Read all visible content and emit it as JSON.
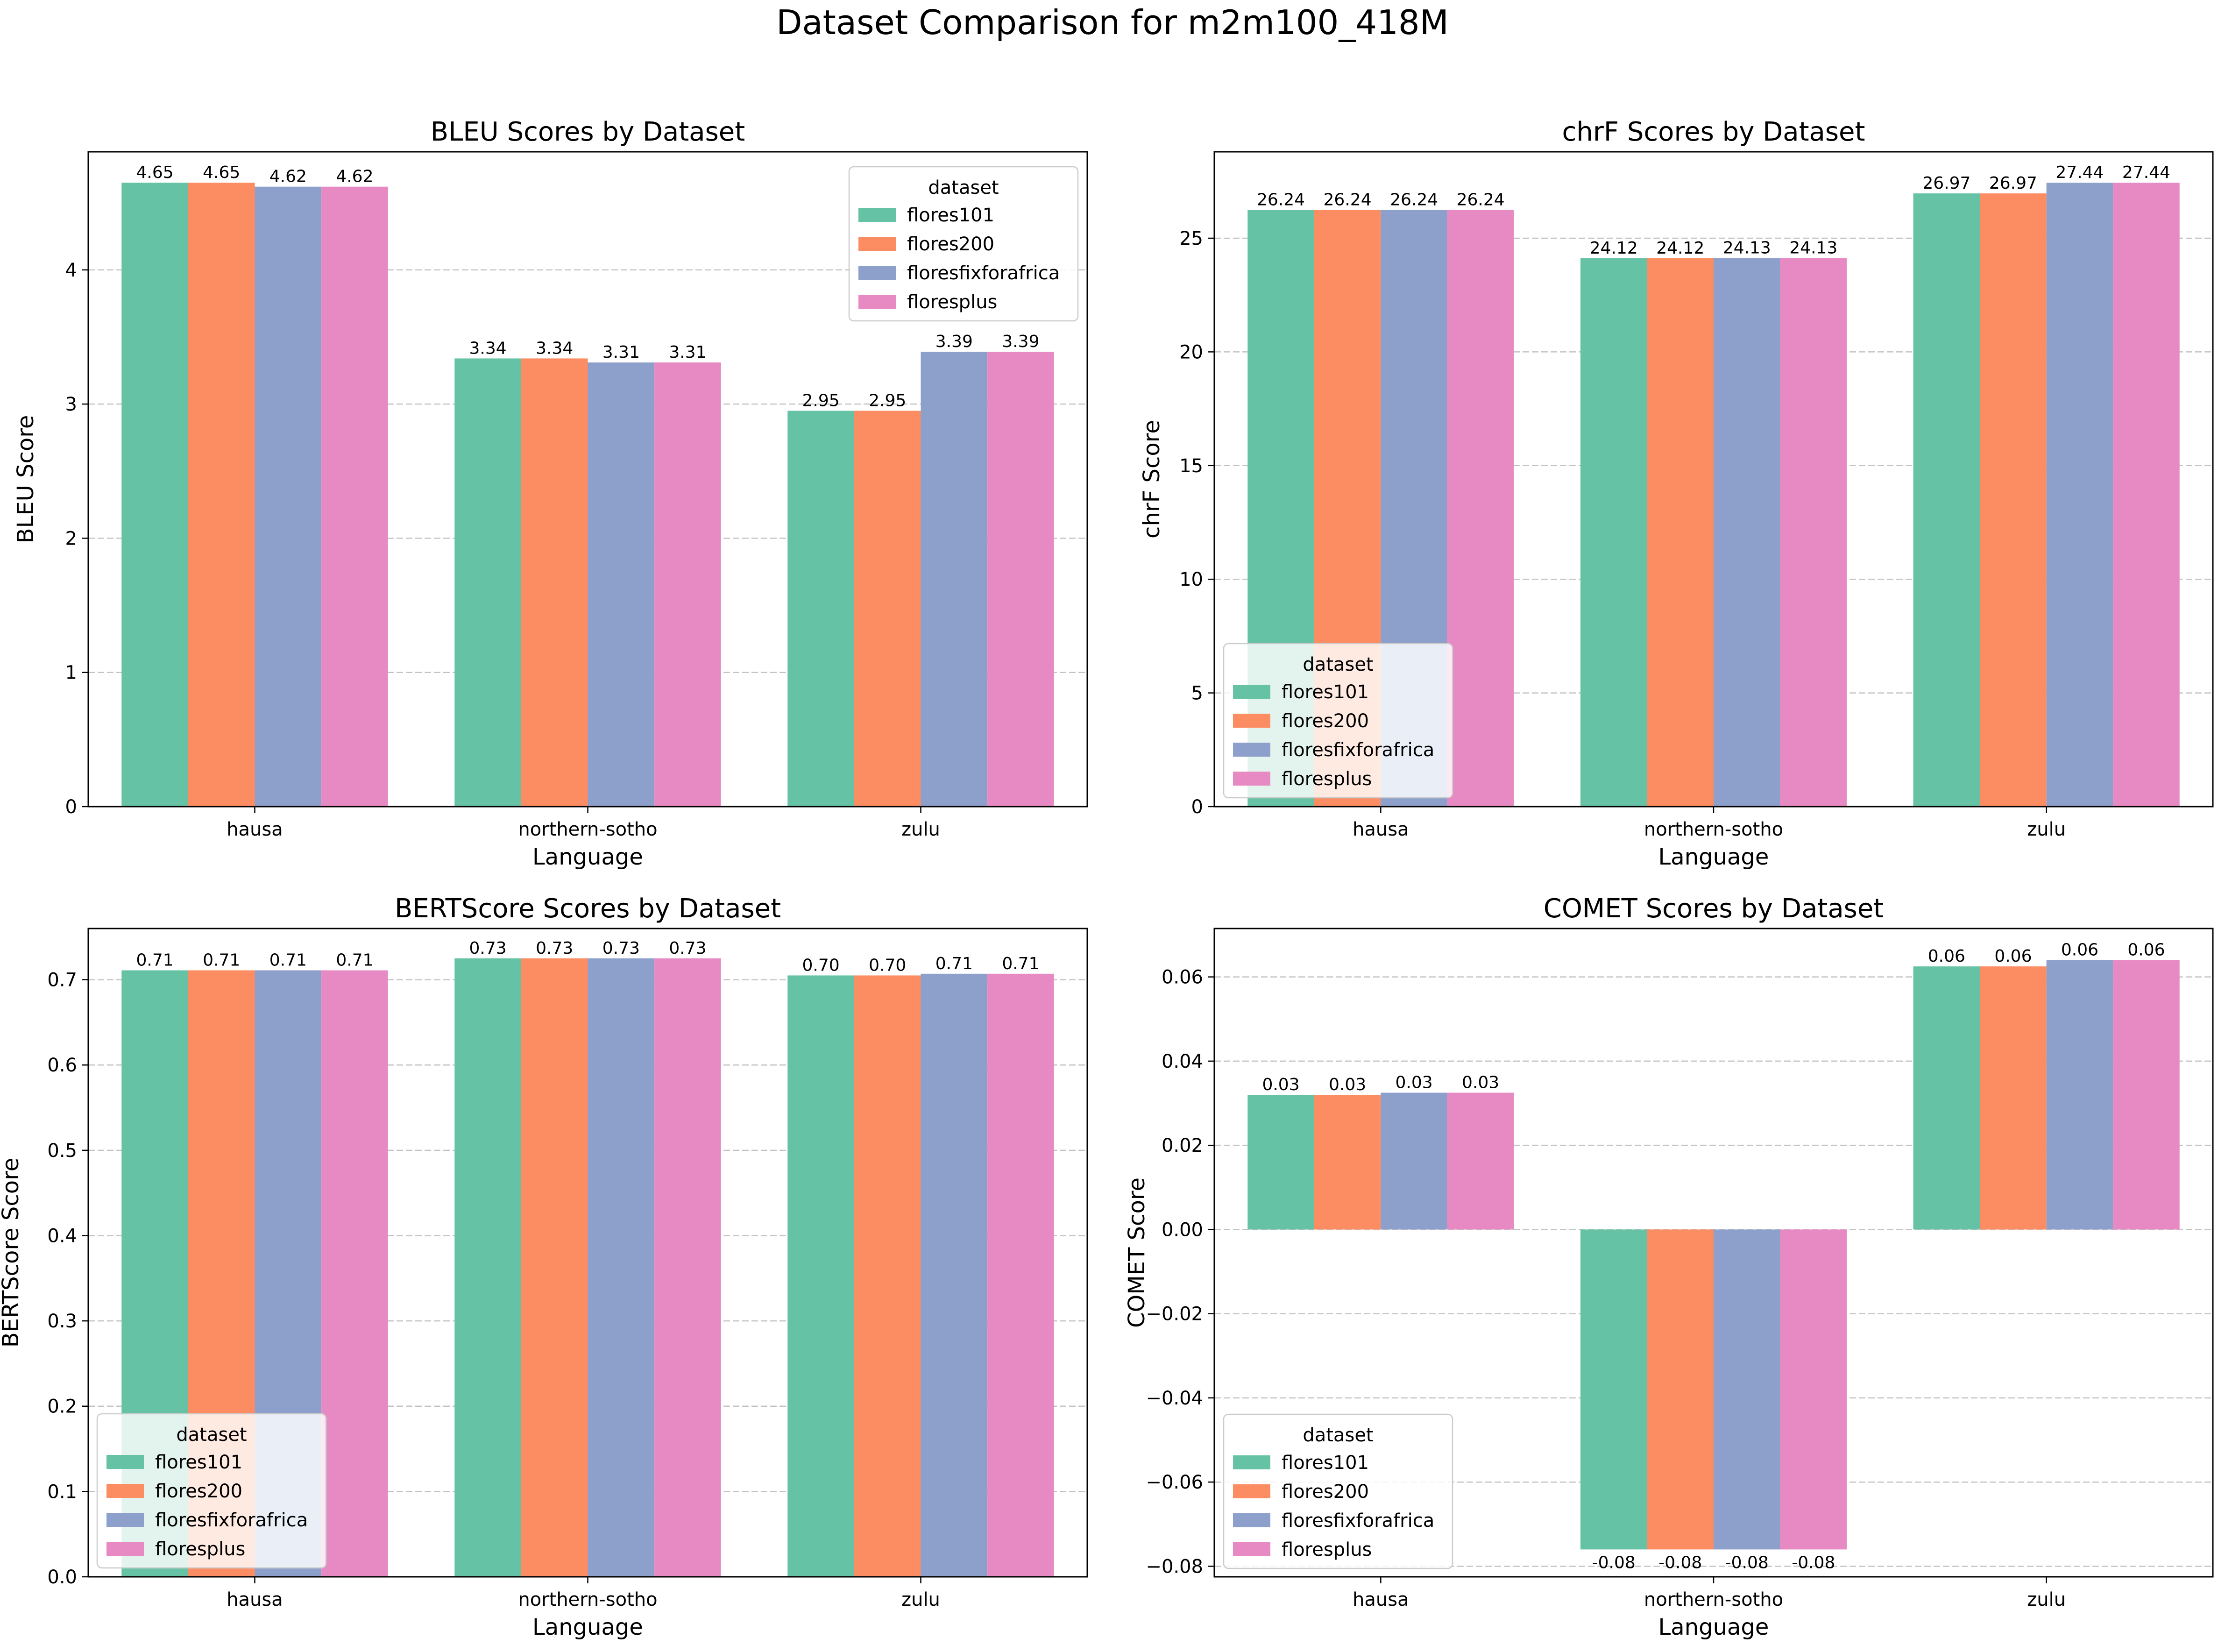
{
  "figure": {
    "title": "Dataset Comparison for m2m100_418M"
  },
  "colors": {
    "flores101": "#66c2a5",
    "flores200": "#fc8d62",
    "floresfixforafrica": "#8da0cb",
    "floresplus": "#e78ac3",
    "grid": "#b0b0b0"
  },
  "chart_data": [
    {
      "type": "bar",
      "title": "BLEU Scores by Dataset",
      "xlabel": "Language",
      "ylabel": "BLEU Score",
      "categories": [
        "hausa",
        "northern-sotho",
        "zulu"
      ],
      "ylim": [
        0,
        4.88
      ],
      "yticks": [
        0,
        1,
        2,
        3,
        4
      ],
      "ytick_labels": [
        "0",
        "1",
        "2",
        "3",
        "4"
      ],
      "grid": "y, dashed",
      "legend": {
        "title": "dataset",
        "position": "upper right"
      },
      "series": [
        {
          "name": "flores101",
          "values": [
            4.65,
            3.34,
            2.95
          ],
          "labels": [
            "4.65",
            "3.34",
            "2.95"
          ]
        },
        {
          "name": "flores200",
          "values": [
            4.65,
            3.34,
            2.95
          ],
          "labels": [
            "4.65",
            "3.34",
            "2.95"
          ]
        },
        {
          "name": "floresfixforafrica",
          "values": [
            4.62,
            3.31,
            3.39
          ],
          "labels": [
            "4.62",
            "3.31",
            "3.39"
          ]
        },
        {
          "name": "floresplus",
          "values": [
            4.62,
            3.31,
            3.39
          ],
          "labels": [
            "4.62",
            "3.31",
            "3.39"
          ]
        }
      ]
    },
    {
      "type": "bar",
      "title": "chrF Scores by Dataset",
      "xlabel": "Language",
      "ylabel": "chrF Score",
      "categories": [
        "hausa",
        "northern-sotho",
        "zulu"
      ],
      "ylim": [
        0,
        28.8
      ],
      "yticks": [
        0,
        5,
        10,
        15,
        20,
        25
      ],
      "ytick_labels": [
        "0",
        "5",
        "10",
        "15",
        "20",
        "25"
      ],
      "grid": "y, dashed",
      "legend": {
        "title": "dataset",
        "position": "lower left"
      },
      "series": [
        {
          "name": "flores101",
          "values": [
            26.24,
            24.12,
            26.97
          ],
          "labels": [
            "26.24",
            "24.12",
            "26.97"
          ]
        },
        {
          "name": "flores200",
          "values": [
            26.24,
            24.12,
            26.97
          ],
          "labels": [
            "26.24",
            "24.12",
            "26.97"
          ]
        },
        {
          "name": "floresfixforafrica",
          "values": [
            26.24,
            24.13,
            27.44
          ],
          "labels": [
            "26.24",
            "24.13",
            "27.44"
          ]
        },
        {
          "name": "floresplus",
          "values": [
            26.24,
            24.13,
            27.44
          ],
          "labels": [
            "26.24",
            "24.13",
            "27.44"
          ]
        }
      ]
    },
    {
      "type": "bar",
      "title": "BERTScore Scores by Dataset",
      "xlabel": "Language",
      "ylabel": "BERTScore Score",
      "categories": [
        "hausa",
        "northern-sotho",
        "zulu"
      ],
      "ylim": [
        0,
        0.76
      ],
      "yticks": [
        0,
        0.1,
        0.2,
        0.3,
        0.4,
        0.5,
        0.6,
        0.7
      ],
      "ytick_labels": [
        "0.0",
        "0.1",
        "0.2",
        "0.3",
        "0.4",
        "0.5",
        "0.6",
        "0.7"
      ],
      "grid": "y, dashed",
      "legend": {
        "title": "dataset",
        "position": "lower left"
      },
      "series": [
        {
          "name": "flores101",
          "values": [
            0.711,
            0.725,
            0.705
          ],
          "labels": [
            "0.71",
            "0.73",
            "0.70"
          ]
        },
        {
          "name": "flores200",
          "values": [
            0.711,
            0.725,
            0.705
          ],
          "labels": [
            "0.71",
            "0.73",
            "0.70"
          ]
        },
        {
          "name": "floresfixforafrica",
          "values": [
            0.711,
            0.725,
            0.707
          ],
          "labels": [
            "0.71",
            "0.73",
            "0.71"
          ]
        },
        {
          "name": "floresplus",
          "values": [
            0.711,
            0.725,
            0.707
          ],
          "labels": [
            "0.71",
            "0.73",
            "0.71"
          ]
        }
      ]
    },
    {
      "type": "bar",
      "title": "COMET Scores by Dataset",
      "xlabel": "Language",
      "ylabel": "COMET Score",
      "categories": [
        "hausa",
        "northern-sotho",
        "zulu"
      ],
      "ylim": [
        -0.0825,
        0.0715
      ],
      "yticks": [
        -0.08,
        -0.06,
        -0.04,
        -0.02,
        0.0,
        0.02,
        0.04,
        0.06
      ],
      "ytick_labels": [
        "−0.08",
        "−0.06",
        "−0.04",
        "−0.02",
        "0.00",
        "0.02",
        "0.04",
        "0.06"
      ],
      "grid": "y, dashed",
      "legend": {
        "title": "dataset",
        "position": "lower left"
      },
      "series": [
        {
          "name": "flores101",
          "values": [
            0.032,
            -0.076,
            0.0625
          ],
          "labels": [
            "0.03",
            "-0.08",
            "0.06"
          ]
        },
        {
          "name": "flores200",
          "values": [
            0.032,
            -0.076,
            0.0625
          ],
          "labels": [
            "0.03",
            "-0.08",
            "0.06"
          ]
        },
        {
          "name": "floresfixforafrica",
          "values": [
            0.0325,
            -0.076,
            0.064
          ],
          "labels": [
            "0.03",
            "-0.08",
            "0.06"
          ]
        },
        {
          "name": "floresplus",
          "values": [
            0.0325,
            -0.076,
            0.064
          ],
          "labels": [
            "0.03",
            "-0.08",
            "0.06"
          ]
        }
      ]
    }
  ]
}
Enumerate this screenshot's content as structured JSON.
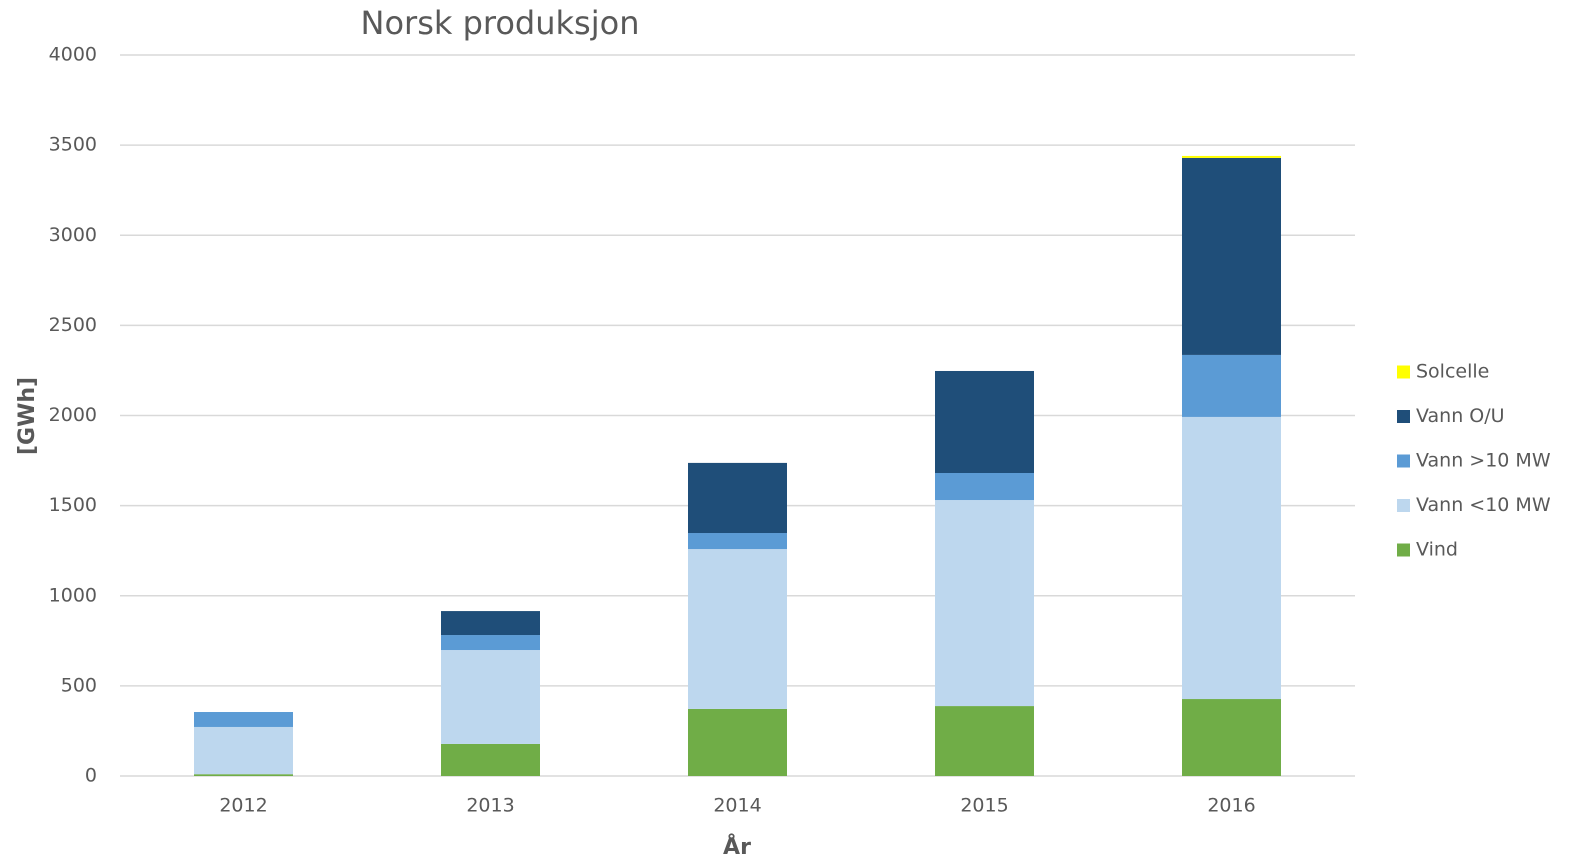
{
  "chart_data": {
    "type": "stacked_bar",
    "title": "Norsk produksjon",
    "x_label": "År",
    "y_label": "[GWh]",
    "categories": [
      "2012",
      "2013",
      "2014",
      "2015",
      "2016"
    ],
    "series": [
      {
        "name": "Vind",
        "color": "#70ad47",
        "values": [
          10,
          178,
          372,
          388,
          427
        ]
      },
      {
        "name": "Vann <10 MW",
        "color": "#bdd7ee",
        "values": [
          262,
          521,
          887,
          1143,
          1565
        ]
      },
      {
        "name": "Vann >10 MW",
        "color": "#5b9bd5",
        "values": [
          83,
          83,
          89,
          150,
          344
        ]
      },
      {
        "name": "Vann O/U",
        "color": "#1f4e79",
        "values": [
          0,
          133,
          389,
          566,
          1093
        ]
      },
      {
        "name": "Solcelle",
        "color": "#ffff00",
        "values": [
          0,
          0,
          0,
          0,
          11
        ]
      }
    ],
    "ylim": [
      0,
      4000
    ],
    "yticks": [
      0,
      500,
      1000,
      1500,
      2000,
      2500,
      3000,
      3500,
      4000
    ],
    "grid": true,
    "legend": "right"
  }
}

__________________________________________________

__Requirement__
Establish how many lines of the records contain the string "Scores" and state that number without elaboration.

__Output of the task__
4